> Given task:
Each record below should appear again exactly as written.

> Recorded data:
◇ ◇ ◇ ◇

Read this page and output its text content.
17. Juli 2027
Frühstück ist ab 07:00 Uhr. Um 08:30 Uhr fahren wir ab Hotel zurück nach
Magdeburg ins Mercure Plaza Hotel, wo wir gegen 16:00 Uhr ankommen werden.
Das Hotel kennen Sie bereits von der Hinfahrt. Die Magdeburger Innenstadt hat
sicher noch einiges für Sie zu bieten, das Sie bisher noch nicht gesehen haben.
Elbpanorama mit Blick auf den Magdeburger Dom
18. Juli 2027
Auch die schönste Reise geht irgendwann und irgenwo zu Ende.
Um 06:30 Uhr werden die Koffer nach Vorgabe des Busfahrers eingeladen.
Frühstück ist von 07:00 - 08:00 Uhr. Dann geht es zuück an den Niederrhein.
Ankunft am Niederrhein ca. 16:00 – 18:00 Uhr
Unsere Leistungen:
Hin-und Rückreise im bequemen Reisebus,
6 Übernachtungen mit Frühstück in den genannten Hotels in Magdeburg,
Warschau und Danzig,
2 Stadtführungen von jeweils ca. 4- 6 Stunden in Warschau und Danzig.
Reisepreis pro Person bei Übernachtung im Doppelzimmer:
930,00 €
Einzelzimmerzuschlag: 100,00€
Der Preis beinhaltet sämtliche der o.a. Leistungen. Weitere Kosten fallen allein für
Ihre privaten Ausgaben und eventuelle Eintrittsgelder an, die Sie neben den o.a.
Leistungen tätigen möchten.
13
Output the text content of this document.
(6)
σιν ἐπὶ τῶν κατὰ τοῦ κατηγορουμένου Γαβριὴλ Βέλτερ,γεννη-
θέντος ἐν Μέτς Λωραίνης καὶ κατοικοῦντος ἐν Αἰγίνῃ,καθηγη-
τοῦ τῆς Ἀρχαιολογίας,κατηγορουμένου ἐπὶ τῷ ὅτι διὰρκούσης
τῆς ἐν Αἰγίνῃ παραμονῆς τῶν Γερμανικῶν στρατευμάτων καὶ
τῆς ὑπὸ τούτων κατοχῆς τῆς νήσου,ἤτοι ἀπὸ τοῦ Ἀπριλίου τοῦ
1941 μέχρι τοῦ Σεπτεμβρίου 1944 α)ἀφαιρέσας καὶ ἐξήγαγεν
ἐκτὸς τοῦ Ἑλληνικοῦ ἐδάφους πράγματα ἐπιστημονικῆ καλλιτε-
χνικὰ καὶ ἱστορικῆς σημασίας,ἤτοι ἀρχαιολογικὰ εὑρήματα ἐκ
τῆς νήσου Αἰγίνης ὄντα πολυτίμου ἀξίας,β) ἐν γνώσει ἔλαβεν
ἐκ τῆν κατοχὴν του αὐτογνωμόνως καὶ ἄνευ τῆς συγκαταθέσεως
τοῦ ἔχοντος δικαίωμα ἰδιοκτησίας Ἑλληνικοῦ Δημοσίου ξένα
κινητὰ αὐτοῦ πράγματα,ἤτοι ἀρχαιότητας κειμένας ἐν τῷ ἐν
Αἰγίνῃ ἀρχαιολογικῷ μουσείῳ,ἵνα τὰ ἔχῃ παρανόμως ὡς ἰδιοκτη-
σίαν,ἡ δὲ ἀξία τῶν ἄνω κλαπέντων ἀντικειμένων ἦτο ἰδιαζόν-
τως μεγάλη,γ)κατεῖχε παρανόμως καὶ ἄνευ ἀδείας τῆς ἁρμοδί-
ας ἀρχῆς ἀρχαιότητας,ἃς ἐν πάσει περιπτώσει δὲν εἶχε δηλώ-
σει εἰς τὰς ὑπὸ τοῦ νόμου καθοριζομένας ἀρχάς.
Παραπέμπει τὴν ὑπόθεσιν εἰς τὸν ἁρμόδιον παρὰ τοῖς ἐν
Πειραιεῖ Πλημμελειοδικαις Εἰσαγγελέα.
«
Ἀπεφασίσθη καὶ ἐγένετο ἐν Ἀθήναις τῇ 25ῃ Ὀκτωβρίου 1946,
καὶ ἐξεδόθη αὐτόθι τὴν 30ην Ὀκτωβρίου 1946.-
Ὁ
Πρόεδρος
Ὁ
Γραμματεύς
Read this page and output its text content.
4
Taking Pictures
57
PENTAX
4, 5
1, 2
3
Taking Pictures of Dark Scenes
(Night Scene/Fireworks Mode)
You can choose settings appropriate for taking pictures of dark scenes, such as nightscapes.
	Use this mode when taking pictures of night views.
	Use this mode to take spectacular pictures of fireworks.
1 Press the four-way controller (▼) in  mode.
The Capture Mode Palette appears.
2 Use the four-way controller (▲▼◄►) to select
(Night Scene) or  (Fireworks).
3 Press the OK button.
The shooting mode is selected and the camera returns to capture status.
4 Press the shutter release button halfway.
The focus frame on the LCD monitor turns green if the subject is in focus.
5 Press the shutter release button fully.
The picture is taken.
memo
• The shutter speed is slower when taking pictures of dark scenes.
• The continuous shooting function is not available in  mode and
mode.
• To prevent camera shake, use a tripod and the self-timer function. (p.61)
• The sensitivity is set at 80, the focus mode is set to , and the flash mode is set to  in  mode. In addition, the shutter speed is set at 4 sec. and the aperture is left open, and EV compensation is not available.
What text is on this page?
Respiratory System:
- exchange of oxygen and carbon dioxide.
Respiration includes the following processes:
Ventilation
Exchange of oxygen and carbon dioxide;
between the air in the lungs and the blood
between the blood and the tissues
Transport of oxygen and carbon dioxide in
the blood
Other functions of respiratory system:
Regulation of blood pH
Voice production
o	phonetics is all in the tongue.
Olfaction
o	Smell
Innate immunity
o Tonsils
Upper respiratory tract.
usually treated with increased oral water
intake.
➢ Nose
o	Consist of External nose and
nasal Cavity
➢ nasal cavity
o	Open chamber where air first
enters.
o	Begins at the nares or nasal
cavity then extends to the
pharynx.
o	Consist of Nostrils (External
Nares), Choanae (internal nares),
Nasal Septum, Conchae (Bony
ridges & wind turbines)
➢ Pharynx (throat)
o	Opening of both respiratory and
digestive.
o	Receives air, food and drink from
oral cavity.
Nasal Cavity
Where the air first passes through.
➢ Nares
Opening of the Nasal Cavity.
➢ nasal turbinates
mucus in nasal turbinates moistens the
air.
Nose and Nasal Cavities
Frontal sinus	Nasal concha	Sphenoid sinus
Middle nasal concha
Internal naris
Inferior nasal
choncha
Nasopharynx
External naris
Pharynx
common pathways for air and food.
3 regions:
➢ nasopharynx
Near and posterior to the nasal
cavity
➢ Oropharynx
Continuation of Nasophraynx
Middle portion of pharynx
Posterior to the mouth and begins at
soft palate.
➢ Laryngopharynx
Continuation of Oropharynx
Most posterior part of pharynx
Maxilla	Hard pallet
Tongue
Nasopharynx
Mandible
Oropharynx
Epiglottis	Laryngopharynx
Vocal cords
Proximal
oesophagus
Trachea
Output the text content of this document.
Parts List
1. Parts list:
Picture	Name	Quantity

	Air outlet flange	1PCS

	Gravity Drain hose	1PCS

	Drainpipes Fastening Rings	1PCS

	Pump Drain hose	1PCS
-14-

◇ ◇ ◇ ◇

> Result:
Read this page and output its text content.
17. Juli 2027
Frühstück ist ab 07:00 Uhr. Um 08:30 Uhr fahren wir ab Hotel zurück nach
Magdeburg ins Mercure Plaza Hotel, wo wir gegen 16:00 Uhr ankommen werden.
Das Hotel kennen Sie bereits von der Hinfahrt. Die Magdeburger Innenstadt hat
sicher noch einiges für Sie zu bieten, das Sie bisher noch nicht gesehen haben.
Elbpanorama mit Blick auf den Magdeburger Dom
18. Juli 2027
Auch die schönste Reise geht irgendwann und irgenwo zu Ende.
Um 06:30 Uhr werden die Koffer nach Vorgabe des Busfahrers eingeladen.
Frühstück ist von 07:00 - 08:00 Uhr. Dann geht es zuück an den Niederrhein.
Ankunft am Niederrhein ca. 16:00 – 18:00 Uhr
Unsere Leistungen:
Hin-und Rückreise im bequemen Reisebus,
6 Übernachtungen mit Frühstück in den genannten Hotels in Magdeburg,
Warschau und Danzig,
2 Stadtführungen von jeweils ca. 4- 6 Stunden in Warschau und Danzig.
Reisepreis pro Person bei Übernachtung im Doppelzimmer:
930,00 €
Einzelzimmerzuschlag: 100,00€
Der Preis beinhaltet sämtliche der o.a. Leistungen. Weitere Kosten fallen allein für
Ihre privaten Ausgaben und eventuelle Eintrittsgelder an, die Sie neben den o.a.
Leistungen tätigen möchten.
13
Output the text content of this document.
(6)
σιν ἐπὶ τῶν κατὰ τοῦ κατηγορουμένου Γαβριὴλ Βέλτερ,γεννη-
θέντος ἐν Μέτς Λωραίνης καὶ κατοικοῦντος ἐν Αἰγίνῃ,καθηγη-
τοῦ τῆς Ἀρχαιολογίας,κατηγορουμένου ἐπὶ τῷ ὅτι διὰρκούσης
τῆς ἐν Αἰγίνῃ παραμονῆς τῶν Γερμανικῶν στρατευμάτων καὶ
τῆς ὑπὸ τούτων κατοχῆς τῆς νήσου,ἤτοι ἀπὸ τοῦ Ἀπριλίου τοῦ
1941 μέχρι τοῦ Σεπτεμβρίου 1944 α)ἀφαιρέσας καὶ ἐξήγαγεν
ἐκτὸς τοῦ Ἑλληνικοῦ ἐδάφους πράγματα ἐπιστημονικῆ καλλιτε-
χνικὰ καὶ ἱστορικῆς σημασίας,ἤτοι ἀρχαιολογικὰ εὑρήματα ἐκ
τῆς νήσου Αἰγίνης ὄντα πολυτίμου ἀξίας,β) ἐν γνώσει ἔλαβεν
ἐκ τῆν κατοχὴν του αὐτογνωμόνως καὶ ἄνευ τῆς συγκαταθέσεως
τοῦ ἔχοντος δικαίωμα ἰδιοκτησίας Ἑλληνικοῦ Δημοσίου ξένα
κινητὰ αὐτοῦ πράγματα,ἤτοι ἀρχαιότητας κειμένας ἐν τῷ ἐν
Αἰγίνῃ ἀρχαιολογικῷ μουσείῳ,ἵνα τὰ ἔχῃ παρανόμως ὡς ἰδιοκτη-
σίαν,ἡ δὲ ἀξία τῶν ἄνω κλαπέντων ἀντικειμένων ἦτο ἰδιαζόν-
τως μεγάλη,γ)κατεῖχε παρανόμως καὶ ἄνευ ἀδείας τῆς ἁρμοδί-
ας ἀρχῆς ἀρχαιότητας,ἃς ἐν πάσει περιπτώσει δὲν εἶχε δηλώ-
σει εἰς τὰς ὑπὸ τοῦ νόμου καθοριζομένας ἀρχάς.
Παραπέμπει τὴν ὑπόθεσιν εἰς τὸν ἁρμόδιον παρὰ τοῖς ἐν
Πειραιεῖ Πλημμελειοδικαις Εἰσαγγελέα.
«
Ἀπεφασίσθη καὶ ἐγένετο ἐν Ἀθήναις τῇ 25ῃ Ὀκτωβρίου 1946,
καὶ ἐξεδόθη αὐτόθι τὴν 30ην Ὀκτωβρίου 1946.-
Ὁ
Πρόεδρος
Ὁ
Γραμματεύς
Read this page and output its text content.
4
Taking Pictures
57
PENTAX
4, 5
1, 2
3
Taking Pictures of Dark Scenes
(Night Scene/Fireworks Mode)
You can choose settings appropriate for taking pictures of dark scenes, such as nightscapes.
	Use this mode when taking pictures of night views.
	Use this mode to take spectacular pictures of fireworks.
1 Press the four-way controller (▼) in  mode.
The Capture Mode Palette appears.
2 Use the four-way controller (▲▼◄►) to select
(Night Scene) or  (Fireworks).
3 Press the OK button.
The shooting mode is selected and the camera returns to capture status.
4 Press the shutter release button halfway.
The focus frame on the LCD monitor turns green if the subject is in focus.
5 Press the shutter release button fully.
The picture is taken.
memo
• The shutter speed is slower when taking pictures of dark scenes.
• The continuous shooting function is not available in  mode and
mode.
• To prevent camera shake, use a tripod and the self-timer function. (p.61)
• The sensitivity is set at 80, the focus mode is set to , and the flash mode is set to  in  mode. In addition, the shutter speed is set at 4 sec. and the aperture is left open, and EV compensation is not available.
What text is on this page?
Respiratory System:
- exchange of oxygen and carbon dioxide.
Respiration includes the following processes:
Ventilation
Exchange of oxygen and carbon dioxide;
between the air in the lungs and the blood
between the blood and the tissues
Transport of oxygen and carbon dioxide in
the blood
Other functions of respiratory system:
Regulation of blood pH
Voice production
o	phonetics is all in the tongue.
Olfaction
o	Smell
Innate immunity
o Tonsils
Upper respiratory tract.
usually treated with increased oral water
intake.
➢ Nose
o	Consist of External nose and
nasal Cavity
➢ nasal cavity
o	Open chamber where air first
enters.
o	Begins at the nares or nasal
cavity then extends to the
pharynx.
o	Consist of Nostrils (External
Nares), Choanae (internal nares),
Nasal Septum, Conchae (Bony
ridges & wind turbines)
➢ Pharynx (throat)
o	Opening of both respiratory and
digestive.
o	Receives air, food and drink from
oral cavity.
Nasal Cavity
Where the air first passes through.
➢ Nares
Opening of the Nasal Cavity.
➢ nasal turbinates
mucus in nasal turbinates moistens the
air.
Nose and Nasal Cavities
Frontal sinus	Nasal concha	Sphenoid sinus
Middle nasal concha
Internal naris
Inferior nasal
choncha
Nasopharynx
External naris
Pharynx
common pathways for air and food.
3 regions:
➢ nasopharynx
Near and posterior to the nasal
cavity
➢ Oropharynx
Continuation of Nasophraynx
Middle portion of pharynx
Posterior to the mouth and begins at
soft palate.
➢ Laryngopharynx
Continuation of Oropharynx
Most posterior part of pharynx
Maxilla	Hard pallet
Tongue
Nasopharynx
Mandible
Oropharynx
Epiglottis	Laryngopharynx
Vocal cords
Proximal
oesophagus
Trachea
Output the text content of this document.
Parts List
1. Parts list:
Picture	Name	Quantity

	Air outlet flange	1PCS

	Gravity Drain hose	1PCS

	Drainpipes Fastening Rings	1PCS

	Pump Drain hose	1PCS
-14-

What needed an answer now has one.